[Stored data]

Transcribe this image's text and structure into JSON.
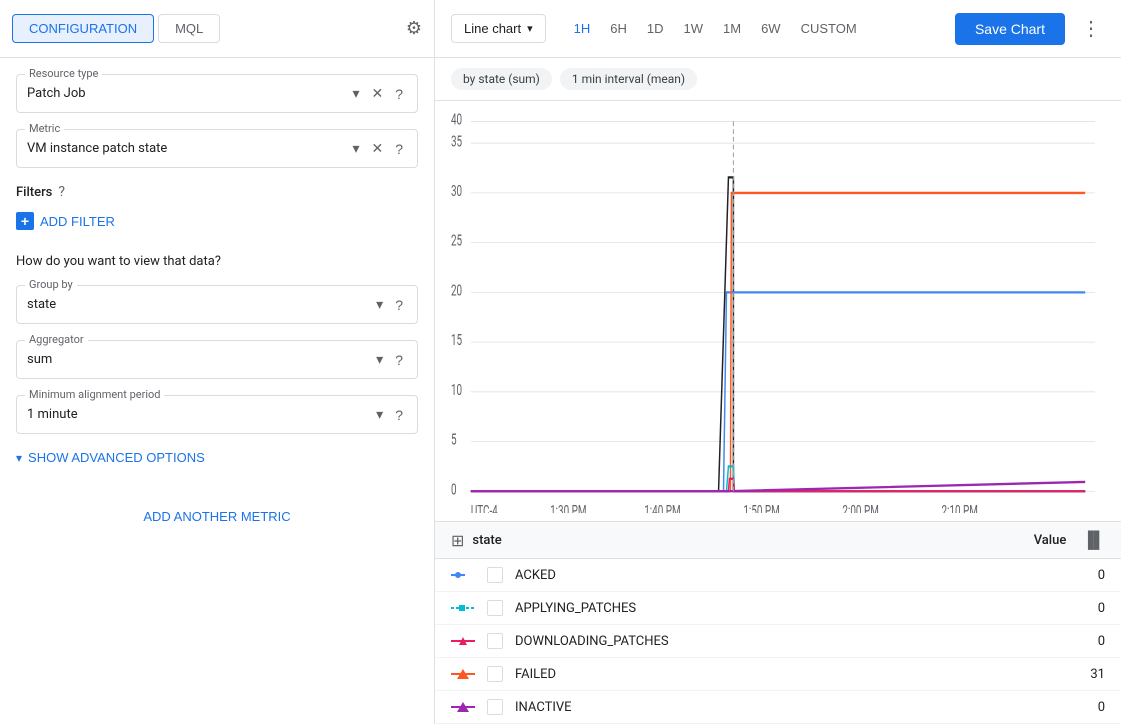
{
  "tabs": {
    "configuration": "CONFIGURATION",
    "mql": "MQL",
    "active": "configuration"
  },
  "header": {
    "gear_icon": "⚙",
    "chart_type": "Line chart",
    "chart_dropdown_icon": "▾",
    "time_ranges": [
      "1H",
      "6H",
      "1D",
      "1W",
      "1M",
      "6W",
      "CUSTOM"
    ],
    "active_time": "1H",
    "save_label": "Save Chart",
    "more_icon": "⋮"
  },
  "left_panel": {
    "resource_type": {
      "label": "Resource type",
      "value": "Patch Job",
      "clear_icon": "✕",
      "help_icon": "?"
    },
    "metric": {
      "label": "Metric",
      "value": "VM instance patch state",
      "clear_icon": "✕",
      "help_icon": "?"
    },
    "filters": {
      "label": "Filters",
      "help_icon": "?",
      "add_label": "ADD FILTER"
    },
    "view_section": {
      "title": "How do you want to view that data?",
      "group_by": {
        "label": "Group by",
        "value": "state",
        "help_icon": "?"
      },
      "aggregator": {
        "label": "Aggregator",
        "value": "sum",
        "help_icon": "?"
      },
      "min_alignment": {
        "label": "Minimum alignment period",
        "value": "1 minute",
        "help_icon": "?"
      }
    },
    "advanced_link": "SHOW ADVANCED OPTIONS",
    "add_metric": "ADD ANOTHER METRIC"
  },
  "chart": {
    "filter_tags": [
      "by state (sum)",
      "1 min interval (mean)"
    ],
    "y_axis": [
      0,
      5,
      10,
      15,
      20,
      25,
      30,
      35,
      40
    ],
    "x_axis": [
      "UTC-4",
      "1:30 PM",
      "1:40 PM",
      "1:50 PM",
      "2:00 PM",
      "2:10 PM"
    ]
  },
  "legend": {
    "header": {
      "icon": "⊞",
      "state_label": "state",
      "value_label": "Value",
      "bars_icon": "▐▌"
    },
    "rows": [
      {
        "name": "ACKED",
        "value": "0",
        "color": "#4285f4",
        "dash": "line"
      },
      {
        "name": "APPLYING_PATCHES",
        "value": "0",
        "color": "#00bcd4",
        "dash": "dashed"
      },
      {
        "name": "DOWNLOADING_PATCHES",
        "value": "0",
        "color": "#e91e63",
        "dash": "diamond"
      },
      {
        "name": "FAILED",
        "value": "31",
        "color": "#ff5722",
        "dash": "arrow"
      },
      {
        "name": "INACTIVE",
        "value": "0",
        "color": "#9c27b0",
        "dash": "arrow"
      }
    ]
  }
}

◆ Written task ◆
From the entries, report each line that includes the word "configuration".

◆ Exercise answer ◆
    "configuration": "CONFIGURATION",
    "active": "configuration"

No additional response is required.